MATERIAL PROVIDED.
══════

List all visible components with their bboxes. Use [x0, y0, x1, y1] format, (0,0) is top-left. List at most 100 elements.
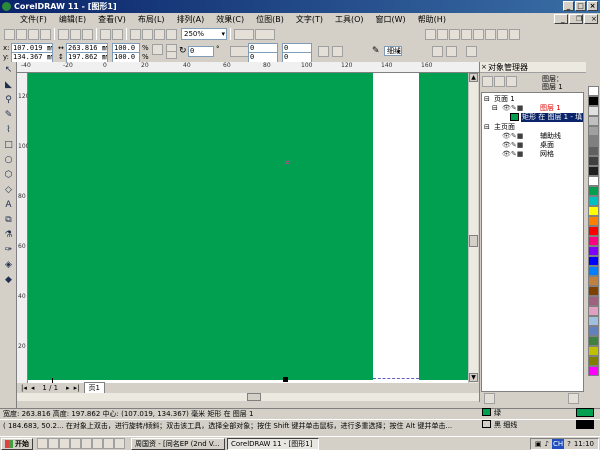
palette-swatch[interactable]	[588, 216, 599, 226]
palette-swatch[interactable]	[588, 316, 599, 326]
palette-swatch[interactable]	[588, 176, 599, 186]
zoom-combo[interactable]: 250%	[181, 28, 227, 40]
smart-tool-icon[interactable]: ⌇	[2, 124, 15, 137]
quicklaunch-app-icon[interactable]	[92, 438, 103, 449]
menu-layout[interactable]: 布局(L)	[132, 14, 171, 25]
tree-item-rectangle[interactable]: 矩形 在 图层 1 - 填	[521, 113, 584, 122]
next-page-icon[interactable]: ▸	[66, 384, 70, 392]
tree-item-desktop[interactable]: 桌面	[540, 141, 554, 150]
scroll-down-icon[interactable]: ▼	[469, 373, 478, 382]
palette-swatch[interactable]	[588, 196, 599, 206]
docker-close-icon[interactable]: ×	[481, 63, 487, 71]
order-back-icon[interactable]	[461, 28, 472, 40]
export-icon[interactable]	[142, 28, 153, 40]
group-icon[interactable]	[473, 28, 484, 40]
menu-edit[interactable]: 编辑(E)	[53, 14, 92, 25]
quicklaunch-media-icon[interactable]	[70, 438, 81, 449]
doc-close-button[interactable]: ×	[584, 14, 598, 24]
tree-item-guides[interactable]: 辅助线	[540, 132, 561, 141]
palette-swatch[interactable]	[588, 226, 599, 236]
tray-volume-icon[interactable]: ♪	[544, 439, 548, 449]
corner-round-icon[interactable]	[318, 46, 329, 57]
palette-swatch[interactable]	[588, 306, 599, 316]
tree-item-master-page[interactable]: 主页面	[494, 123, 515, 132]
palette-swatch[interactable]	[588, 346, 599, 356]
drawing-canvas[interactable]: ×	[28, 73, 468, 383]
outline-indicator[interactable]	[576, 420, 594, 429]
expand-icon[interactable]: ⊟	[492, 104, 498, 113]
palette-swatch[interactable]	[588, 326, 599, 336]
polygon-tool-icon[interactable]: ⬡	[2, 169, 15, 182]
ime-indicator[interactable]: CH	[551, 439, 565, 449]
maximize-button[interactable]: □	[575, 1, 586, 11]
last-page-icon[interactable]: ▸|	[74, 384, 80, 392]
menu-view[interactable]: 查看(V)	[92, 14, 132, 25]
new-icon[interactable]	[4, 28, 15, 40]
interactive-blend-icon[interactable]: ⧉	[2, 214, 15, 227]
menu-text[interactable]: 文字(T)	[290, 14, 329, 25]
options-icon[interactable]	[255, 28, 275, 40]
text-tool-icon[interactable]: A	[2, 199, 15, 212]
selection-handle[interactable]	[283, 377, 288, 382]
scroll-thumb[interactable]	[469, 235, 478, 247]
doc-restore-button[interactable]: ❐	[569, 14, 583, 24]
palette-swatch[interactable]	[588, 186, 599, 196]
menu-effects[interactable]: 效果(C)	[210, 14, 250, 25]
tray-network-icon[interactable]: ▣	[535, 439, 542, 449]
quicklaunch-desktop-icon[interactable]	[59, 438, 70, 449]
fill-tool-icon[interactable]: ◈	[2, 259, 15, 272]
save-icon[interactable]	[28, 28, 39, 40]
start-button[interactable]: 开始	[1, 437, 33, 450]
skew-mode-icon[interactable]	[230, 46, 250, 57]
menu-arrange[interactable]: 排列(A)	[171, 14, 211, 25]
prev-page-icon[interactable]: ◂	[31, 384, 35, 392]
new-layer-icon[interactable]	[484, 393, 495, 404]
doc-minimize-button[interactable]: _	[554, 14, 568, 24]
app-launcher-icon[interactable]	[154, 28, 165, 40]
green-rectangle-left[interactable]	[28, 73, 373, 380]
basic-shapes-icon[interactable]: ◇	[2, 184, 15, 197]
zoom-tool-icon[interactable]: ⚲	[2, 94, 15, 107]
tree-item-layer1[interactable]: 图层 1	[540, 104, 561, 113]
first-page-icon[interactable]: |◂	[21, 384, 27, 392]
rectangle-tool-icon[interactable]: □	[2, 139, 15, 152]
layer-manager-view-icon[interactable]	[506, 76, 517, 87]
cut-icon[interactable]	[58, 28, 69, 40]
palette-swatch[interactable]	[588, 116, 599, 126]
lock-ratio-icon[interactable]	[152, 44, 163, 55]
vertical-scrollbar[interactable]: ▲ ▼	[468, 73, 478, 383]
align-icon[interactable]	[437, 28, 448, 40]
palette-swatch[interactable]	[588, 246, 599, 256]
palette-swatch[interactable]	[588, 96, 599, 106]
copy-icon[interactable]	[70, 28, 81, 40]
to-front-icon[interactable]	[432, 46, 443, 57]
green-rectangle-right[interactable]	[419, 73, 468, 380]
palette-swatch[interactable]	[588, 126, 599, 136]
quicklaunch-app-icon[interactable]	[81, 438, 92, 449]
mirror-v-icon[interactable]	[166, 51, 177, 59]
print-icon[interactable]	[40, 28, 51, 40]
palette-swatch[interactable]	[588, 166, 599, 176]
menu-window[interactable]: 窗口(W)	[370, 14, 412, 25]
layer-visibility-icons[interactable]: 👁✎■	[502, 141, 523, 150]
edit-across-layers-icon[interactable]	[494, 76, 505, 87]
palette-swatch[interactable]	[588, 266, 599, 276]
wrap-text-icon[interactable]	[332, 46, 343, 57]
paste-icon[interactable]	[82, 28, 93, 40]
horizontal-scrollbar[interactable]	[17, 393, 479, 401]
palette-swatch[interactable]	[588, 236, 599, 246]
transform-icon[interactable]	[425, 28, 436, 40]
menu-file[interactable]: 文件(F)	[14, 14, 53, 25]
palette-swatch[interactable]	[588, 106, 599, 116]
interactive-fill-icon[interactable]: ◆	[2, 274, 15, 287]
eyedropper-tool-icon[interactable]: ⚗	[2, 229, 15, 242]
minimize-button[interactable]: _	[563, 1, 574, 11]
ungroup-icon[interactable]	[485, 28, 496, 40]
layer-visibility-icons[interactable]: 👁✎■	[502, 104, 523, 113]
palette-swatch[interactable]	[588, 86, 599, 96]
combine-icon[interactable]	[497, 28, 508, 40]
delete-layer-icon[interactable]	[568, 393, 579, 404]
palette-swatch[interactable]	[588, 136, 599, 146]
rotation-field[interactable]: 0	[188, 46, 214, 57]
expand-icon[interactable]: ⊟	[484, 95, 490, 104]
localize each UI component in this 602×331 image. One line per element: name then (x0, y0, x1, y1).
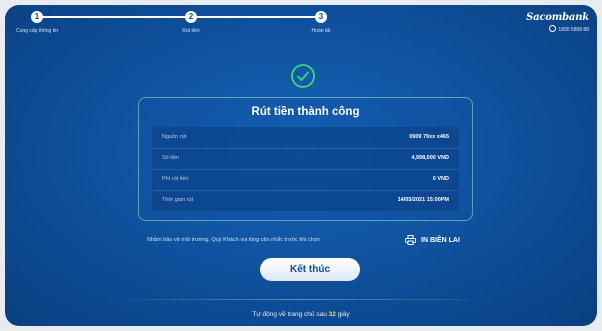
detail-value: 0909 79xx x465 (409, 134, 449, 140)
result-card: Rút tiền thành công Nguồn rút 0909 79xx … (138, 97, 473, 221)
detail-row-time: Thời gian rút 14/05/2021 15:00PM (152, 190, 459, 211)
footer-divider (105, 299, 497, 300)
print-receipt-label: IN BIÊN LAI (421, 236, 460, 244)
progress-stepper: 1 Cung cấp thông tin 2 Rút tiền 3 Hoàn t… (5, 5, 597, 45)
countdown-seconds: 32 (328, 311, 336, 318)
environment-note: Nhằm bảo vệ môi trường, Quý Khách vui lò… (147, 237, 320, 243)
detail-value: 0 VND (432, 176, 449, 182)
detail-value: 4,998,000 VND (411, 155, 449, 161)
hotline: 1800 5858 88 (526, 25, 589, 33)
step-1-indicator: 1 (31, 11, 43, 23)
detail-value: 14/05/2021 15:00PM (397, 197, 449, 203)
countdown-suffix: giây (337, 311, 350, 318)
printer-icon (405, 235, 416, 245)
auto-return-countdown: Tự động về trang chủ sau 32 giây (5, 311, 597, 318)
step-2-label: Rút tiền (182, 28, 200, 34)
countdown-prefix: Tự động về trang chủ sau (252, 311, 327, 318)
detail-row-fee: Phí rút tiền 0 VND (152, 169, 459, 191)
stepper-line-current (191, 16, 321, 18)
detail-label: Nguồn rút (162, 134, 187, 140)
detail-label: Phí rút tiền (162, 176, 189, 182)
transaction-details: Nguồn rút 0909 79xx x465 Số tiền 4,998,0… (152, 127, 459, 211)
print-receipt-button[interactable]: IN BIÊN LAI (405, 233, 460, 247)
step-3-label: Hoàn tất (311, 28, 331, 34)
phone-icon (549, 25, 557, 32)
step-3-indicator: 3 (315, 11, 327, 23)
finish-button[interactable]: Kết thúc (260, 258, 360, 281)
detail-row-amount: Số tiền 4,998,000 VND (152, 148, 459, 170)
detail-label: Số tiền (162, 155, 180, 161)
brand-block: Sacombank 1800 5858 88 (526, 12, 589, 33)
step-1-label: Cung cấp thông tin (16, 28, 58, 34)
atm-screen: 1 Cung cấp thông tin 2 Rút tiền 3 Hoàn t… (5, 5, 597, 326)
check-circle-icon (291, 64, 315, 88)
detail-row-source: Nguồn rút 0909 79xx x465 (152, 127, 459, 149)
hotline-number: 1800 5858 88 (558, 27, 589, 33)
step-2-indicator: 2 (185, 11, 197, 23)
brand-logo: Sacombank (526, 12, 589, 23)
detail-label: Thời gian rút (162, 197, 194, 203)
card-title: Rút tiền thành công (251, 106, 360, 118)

══════

OBJECTIVE. Please print the rows from the line with "216, 599, 226]" up to and including the line with "14, 598, 24]", reproducing each one unchanged.

CORRECT RESULT.
palette-swatch[interactable]	[588, 216, 599, 226]
palette-swatch[interactable]	[588, 316, 599, 326]
palette-swatch[interactable]	[588, 176, 599, 186]
zoom-combo[interactable]: 250%	[181, 28, 227, 40]
smart-tool-icon[interactable]: ⌇	[2, 124, 15, 137]
quicklaunch-app-icon[interactable]	[92, 438, 103, 449]
menu-layout[interactable]: 布局(L)	[132, 14, 171, 25]
tree-item-rectangle[interactable]: 矩形 在 图层 1 - 填	[521, 113, 584, 122]
next-page-icon[interactable]: ▸	[66, 384, 70, 392]
tree-item-desktop[interactable]: 桌面	[540, 141, 554, 150]
scroll-down-icon[interactable]: ▼	[469, 373, 478, 382]
palette-swatch[interactable]	[588, 196, 599, 206]
docker-close-icon[interactable]: ×	[481, 63, 487, 71]
order-back-icon[interactable]	[461, 28, 472, 40]
export-icon[interactable]	[142, 28, 153, 40]
group-icon[interactable]	[473, 28, 484, 40]
menu-edit[interactable]: 编辑(E)	[53, 14, 92, 25]
quicklaunch-media-icon[interactable]	[70, 438, 81, 449]
doc-close-button[interactable]: ×	[584, 14, 598, 24]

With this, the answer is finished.